WRITTEN EXERCISE: Extract the full set of records, then give each one again exactly.

THE RECORDS:
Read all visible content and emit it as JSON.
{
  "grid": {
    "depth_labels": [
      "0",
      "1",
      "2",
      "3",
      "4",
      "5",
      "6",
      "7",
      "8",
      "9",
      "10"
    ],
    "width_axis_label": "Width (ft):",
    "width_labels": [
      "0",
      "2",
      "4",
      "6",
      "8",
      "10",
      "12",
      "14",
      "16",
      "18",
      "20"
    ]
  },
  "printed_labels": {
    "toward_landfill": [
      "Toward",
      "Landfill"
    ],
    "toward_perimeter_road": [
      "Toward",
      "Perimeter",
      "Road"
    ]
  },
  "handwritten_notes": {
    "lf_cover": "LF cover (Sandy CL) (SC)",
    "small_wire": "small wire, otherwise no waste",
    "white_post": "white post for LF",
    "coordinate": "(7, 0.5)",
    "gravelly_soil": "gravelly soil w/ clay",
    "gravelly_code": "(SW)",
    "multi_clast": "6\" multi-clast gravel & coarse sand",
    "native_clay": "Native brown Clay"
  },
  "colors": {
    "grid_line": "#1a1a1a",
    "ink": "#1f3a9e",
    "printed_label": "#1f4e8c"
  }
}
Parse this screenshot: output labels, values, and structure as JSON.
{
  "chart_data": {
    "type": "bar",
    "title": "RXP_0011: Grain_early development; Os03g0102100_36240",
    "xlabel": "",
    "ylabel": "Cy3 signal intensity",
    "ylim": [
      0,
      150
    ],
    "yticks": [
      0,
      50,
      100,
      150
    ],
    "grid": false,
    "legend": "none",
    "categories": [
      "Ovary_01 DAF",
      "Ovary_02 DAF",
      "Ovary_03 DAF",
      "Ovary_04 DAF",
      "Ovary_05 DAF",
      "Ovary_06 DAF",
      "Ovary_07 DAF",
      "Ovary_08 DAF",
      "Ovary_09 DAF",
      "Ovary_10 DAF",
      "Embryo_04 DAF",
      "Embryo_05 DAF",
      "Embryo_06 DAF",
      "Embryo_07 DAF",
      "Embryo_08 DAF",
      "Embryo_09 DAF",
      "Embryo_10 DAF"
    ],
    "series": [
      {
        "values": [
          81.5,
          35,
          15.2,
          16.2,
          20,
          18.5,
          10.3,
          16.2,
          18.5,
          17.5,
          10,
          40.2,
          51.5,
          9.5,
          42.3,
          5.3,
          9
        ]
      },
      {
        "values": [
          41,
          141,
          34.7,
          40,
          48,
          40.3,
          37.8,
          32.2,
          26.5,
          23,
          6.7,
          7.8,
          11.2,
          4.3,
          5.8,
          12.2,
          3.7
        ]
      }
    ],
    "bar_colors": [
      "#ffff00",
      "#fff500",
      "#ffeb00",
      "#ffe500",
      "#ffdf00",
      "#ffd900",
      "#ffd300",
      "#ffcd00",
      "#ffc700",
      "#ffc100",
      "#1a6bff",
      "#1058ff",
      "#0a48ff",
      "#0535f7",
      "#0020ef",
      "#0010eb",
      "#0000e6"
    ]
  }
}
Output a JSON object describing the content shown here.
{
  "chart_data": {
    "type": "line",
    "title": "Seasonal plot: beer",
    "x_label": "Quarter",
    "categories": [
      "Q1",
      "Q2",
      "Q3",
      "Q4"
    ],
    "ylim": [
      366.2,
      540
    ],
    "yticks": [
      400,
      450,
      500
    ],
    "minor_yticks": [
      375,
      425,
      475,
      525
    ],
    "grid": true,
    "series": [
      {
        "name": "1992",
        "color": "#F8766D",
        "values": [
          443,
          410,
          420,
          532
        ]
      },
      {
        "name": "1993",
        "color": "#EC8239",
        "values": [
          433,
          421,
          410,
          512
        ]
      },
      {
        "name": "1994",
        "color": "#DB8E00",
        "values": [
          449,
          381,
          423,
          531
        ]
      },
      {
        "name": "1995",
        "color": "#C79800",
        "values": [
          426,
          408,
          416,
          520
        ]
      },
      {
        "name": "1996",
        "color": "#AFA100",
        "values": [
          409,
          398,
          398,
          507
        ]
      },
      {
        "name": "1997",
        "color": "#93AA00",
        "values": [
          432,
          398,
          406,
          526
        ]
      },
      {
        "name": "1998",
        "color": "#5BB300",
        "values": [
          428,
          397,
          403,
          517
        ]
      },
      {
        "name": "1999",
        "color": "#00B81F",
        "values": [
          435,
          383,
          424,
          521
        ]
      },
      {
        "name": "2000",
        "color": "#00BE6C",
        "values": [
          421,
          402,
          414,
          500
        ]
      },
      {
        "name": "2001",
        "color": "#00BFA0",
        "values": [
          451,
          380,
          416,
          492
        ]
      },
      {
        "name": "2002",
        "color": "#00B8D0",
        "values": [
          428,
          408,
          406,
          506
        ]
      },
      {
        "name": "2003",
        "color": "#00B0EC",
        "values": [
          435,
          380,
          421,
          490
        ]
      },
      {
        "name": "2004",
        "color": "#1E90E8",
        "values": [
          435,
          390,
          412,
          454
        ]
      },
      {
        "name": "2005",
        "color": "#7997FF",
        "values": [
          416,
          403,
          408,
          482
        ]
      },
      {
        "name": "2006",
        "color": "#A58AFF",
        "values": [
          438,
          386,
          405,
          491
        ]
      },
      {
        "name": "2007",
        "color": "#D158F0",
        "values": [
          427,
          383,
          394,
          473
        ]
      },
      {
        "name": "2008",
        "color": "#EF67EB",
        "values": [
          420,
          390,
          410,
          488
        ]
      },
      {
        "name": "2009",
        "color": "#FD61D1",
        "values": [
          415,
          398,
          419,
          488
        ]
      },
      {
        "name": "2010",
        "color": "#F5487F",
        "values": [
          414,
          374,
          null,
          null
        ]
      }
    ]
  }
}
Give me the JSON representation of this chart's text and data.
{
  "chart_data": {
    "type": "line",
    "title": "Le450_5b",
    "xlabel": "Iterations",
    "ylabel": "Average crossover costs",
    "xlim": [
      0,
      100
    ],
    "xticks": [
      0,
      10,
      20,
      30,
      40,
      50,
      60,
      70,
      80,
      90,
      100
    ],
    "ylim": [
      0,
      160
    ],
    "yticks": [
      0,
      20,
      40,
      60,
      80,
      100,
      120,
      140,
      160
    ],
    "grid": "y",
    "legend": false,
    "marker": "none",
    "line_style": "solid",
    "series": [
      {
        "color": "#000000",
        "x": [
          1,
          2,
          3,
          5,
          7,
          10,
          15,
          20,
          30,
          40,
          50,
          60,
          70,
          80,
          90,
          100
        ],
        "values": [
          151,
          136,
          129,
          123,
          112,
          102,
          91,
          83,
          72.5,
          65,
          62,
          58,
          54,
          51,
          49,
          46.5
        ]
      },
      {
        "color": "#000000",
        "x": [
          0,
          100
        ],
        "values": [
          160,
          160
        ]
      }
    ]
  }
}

SOLUTION TO THIS EXERCISE:
Read all visible content and emit it as JSON.
{
  "grid": {
    "depth_labels": [
      "0",
      "1",
      "2",
      "3",
      "4",
      "5",
      "6",
      "7",
      "8",
      "9",
      "10"
    ],
    "width_axis_label": "Width (ft):",
    "width_labels": [
      "0",
      "2",
      "4",
      "6",
      "8",
      "10",
      "12",
      "14",
      "16",
      "18",
      "20"
    ]
  },
  "printed_labels": {
    "toward_landfill": [
      "Toward",
      "Landfill"
    ],
    "toward_perimeter_road": [
      "Toward",
      "Perimeter",
      "Road"
    ]
  },
  "handwritten_notes": {
    "lf_cover": "LF cover (Sandy CL) (SC)",
    "small_wire": "small wire, otherwise no waste",
    "white_post": "white post for LF",
    "coordinate": "(7, 0.5)",
    "gravelly_soil": "gravelly soil w/ clay",
    "gravelly_code": "(SW)",
    "multi_clast": "6\" multi-clast gravel & coarse sand",
    "native_clay": "Native brown Clay"
  },
  "colors": {
    "grid_line": "#1a1a1a",
    "ink": "#1f3a9e",
    "printed_label": "#1f4e8c"
  }
}
Parse this screenshot: output labels, values, and structure as JSON.
{
  "chart_data": {
    "type": "bar",
    "title": "RXP_0011: Grain_early development; Os03g0102100_36240",
    "xlabel": "",
    "ylabel": "Cy3 signal intensity",
    "ylim": [
      0,
      150
    ],
    "yticks": [
      0,
      50,
      100,
      150
    ],
    "grid": false,
    "legend": "none",
    "categories": [
      "Ovary_01 DAF",
      "Ovary_02 DAF",
      "Ovary_03 DAF",
      "Ovary_04 DAF",
      "Ovary_05 DAF",
      "Ovary_06 DAF",
      "Ovary_07 DAF",
      "Ovary_08 DAF",
      "Ovary_09 DAF",
      "Ovary_10 DAF",
      "Embryo_04 DAF",
      "Embryo_05 DAF",
      "Embryo_06 DAF",
      "Embryo_07 DAF",
      "Embryo_08 DAF",
      "Embryo_09 DAF",
      "Embryo_10 DAF"
    ],
    "series": [
      {
        "values": [
          81.5,
          35,
          15.2,
          16.2,
          20,
          18.5,
          10.3,
          16.2,
          18.5,
          17.5,
          10,
          40.2,
          51.5,
          9.5,
          42.3,
          5.3,
          9
        ]
      },
      {
        "values": [
          41,
          141,
          34.7,
          40,
          48,
          40.3,
          37.8,
          32.2,
          26.5,
          23,
          6.7,
          7.8,
          11.2,
          4.3,
          5.8,
          12.2,
          3.7
        ]
      }
    ],
    "bar_colors": [
      "#ffff00",
      "#fff500",
      "#ffeb00",
      "#ffe500",
      "#ffdf00",
      "#ffd900",
      "#ffd300",
      "#ffcd00",
      "#ffc700",
      "#ffc100",
      "#1a6bff",
      "#1058ff",
      "#0a48ff",
      "#0535f7",
      "#0020ef",
      "#0010eb",
      "#0000e6"
    ]
  }
}
Output a JSON object describing the content shown here.
{
  "chart_data": {
    "type": "line",
    "title": "Seasonal plot: beer",
    "x_label": "Quarter",
    "categories": [
      "Q1",
      "Q2",
      "Q3",
      "Q4"
    ],
    "ylim": [
      366.2,
      540
    ],
    "yticks": [
      400,
      450,
      500
    ],
    "minor_yticks": [
      375,
      425,
      475,
      525
    ],
    "grid": true,
    "series": [
      {
        "name": "1992",
        "color": "#F8766D",
        "values": [
          443,
          410,
          420,
          532
        ]
      },
      {
        "name": "1993",
        "color": "#EC8239",
        "values": [
          433,
          421,
          410,
          512
        ]
      },
      {
        "name": "1994",
        "color": "#DB8E00",
        "values": [
          449,
          381,
          423,
          531
        ]
      },
      {
        "name": "1995",
        "color": "#C79800",
        "values": [
          426,
          408,
          416,
          520
        ]
      },
      {
        "name": "1996",
        "color": "#AFA100",
        "values": [
          409,
          398,
          398,
          507
        ]
      },
      {
        "name": "1997",
        "color": "#93AA00",
        "values": [
          432,
          398,
          406,
          526
        ]
      },
      {
        "name": "1998",
        "color": "#5BB300",
        "values": [
          428,
          397,
          403,
          517
        ]
      },
      {
        "name": "1999",
        "color": "#00B81F",
        "values": [
          435,
          383,
          424,
          521
        ]
      },
      {
        "name": "2000",
        "color": "#00BE6C",
        "values": [
          421,
          402,
          414,
          500
        ]
      },
      {
        "name": "2001",
        "color": "#00BFA0",
        "values": [
          451,
          380,
          416,
          492
        ]
      },
      {
        "name": "2002",
        "color": "#00B8D0",
        "values": [
          428,
          408,
          406,
          506
        ]
      },
      {
        "name": "2003",
        "color": "#00B0EC",
        "values": [
          435,
          380,
          421,
          490
        ]
      },
      {
        "name": "2004",
        "color": "#1E90E8",
        "values": [
          435,
          390,
          412,
          454
        ]
      },
      {
        "name": "2005",
        "color": "#7997FF",
        "values": [
          416,
          403,
          408,
          482
        ]
      },
      {
        "name": "2006",
        "color": "#A58AFF",
        "values": [
          438,
          386,
          405,
          491
        ]
      },
      {
        "name": "2007",
        "color": "#D158F0",
        "values": [
          427,
          383,
          394,
          473
        ]
      },
      {
        "name": "2008",
        "color": "#EF67EB",
        "values": [
          420,
          390,
          410,
          488
        ]
      },
      {
        "name": "2009",
        "color": "#FD61D1",
        "values": [
          415,
          398,
          419,
          488
        ]
      },
      {
        "name": "2010",
        "color": "#F5487F",
        "values": [
          414,
          374,
          null,
          null
        ]
      }
    ]
  }
}
Give me the JSON representation of this chart's text and data.
{
  "chart_data": {
    "type": "line",
    "title": "Le450_5b",
    "xlabel": "Iterations",
    "ylabel": "Average crossover costs",
    "xlim": [
      0,
      100
    ],
    "xticks": [
      0,
      10,
      20,
      30,
      40,
      50,
      60,
      70,
      80,
      90,
      100
    ],
    "ylim": [
      0,
      160
    ],
    "yticks": [
      0,
      20,
      40,
      60,
      80,
      100,
      120,
      140,
      160
    ],
    "grid": "y",
    "legend": false,
    "marker": "none",
    "line_style": "solid",
    "series": [
      {
        "color": "#000000",
        "x": [
          1,
          2,
          3,
          5,
          7,
          10,
          15,
          20,
          30,
          40,
          50,
          60,
          70,
          80,
          90,
          100
        ],
        "values": [
          151,
          136,
          129,
          123,
          112,
          102,
          91,
          83,
          72.5,
          65,
          62,
          58,
          54,
          51,
          49,
          46.5
        ]
      },
      {
        "color": "#000000",
        "x": [
          0,
          100
        ],
        "values": [
          160,
          160
        ]
      }
    ]
  }
}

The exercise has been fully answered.